CHALLENGE:
Set down each entry exactly as given; pictures should not appear in the copy.

⟨

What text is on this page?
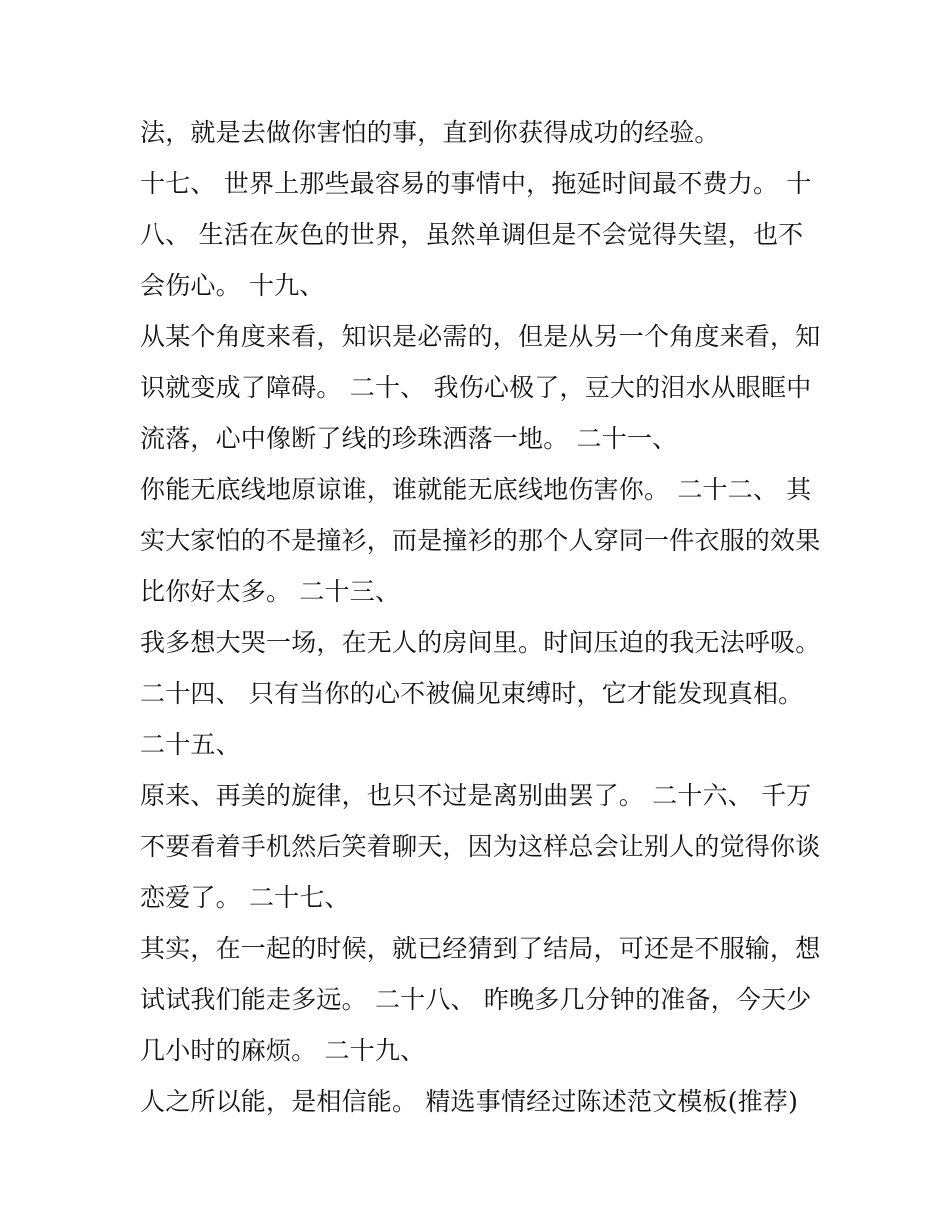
法，就是去做你害怕的事，直到你获得成功的经验。
十七、 世界上那些最容易的事情中，拖延时间最不费力。 十
八、 生活在灰色的世界，虽然单调但是不会觉得失望，也不
会伤心。 十九、
从某个角度来看，知识是必需的，但是从另一个角度来看，知
识就变成了障碍。 二十、 我伤心极了，豆大的泪水从眼眶中
流落，心中像断了线的珍珠洒落一地。 二十一、
你能无底线地原谅谁，谁就能无底线地伤害你。 二十二、 其
实大家怕的不是撞衫，而是撞衫的那个人穿同一件衣服的效果
比你好太多。 二十三、
我多想大哭一场，在无人的房间里。时间压迫的我无法呼吸。
二十四、 只有当你的心不被偏见束缚时，它才能发现真相。
二十五、
原来、再美的旋律，也只不过是离别曲罢了。 二十六、 千万
不要看着手机然后笑着聊天，因为这样总会让别人的觉得你谈
恋爱了。 二十七、
其实，在一起的时候，就已经猜到了结局，可还是不服输，想
试试我们能走多远。 二十八、 昨晚多几分钟的准备，今天少
几小时的麻烦。 二十九、
人之所以能，是相信能。 精选事情经过陈述范文模板(推荐)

⟩

SOLUTION TO THIS TASK:
What text is on this page?
法，就是去做你害怕的事，直到你获得成功的经验。
十七、 世界上那些最容易的事情中，拖延时间最不费力。 十
八、 生活在灰色的世界，虽然单调但是不会觉得失望，也不
会伤心。 十九、
从某个角度来看，知识是必需的，但是从另一个角度来看，知
识就变成了障碍。 二十、 我伤心极了，豆大的泪水从眼眶中
流落，心中像断了线的珍珠洒落一地。 二十一、
你能无底线地原谅谁，谁就能无底线地伤害你。 二十二、 其
实大家怕的不是撞衫，而是撞衫的那个人穿同一件衣服的效果
比你好太多。 二十三、
我多想大哭一场，在无人的房间里。时间压迫的我无法呼吸。
二十四、 只有当你的心不被偏见束缚时，它才能发现真相。
二十五、
原来、再美的旋律，也只不过是离别曲罢了。 二十六、 千万
不要看着手机然后笑着聊天，因为这样总会让别人的觉得你谈
恋爱了。 二十七、
其实，在一起的时候，就已经猜到了结局，可还是不服输，想
试试我们能走多远。 二十八、 昨晚多几分钟的准备，今天少
几小时的麻烦。 二十九、
人之所以能，是相信能。 精选事情经过陈述范文模板(推荐)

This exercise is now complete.